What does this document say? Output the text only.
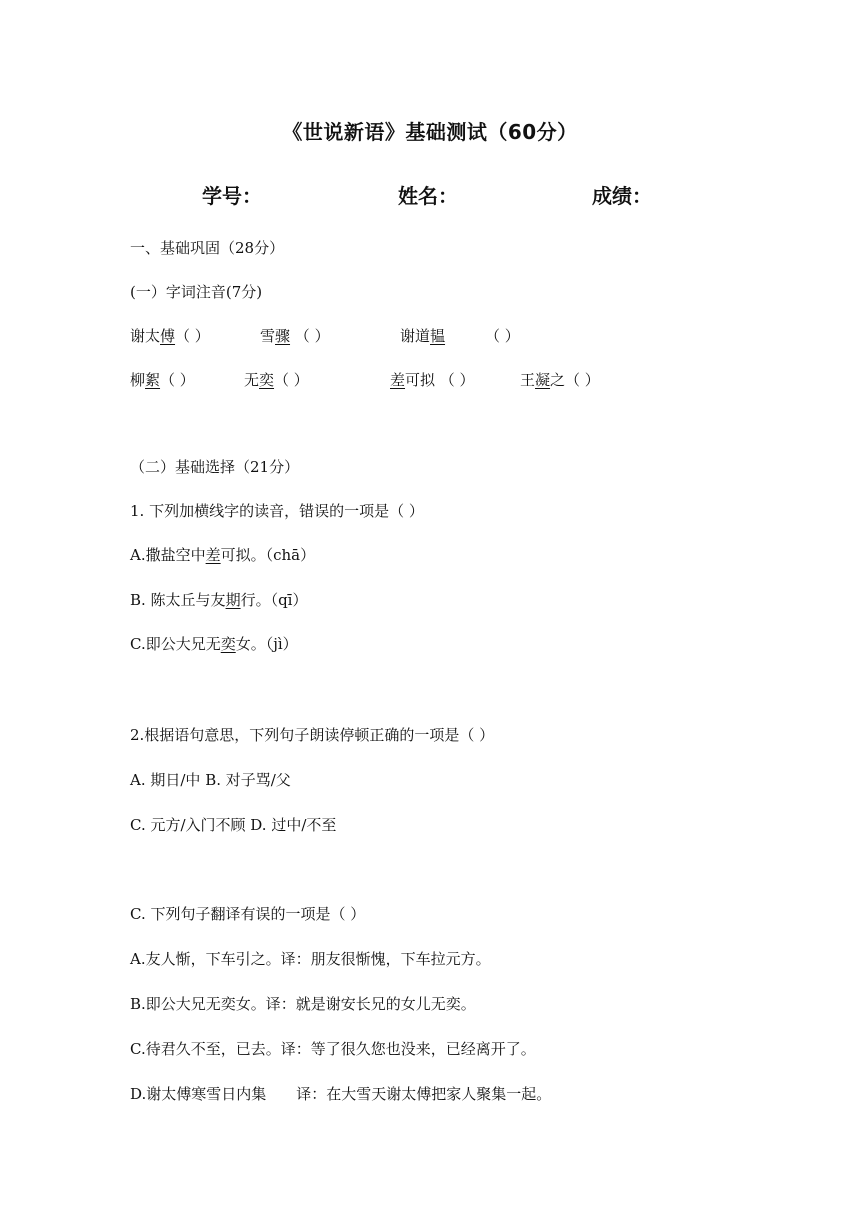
《世说新语》基础测试（60分）
学号：	姓名：	成绩：
一、基础巩固（28分）
(一）字词注音(7分)
谢太傅（ ）	雪骤 （ ）	谢道韫	（ ）
柳絮（ ）	无奕（ ）	差可拟 （ ）	王凝之（ ）
（二）基础选择（21分）
1. 下列加横线字的读音，错误的一项是（ ）
A.撒盐空中差可拟。（chā）
B. 陈太丘与友期行。（qī）
C.即公大兄无奕女。（jì）
2.根据语句意思，下列句子朗读停顿正确的一项是（ ）
A. 期日/中 B. 对子骂/父
C. 元方/入门不顾 D. 过中/不至
C. 下列句子翻译有误的一项是（ ）
A.友人惭，下车引之。译：朋友很惭愧，下车拉元方。
B.即公大兄无奕女。译：就是谢安长兄的女儿无奕。
C.待君久不至，已去。译：等了很久您也没来，已经离开了。
D.谢太傅寒雪日内集 译：在大雪天谢太傅把家人聚集一起。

WHAT YOU HAVE TO DO
Among the records above, how many lines carry the string "即公大兄无奕女"? Reply with the number alone.

WRITTEN SOLUTION
2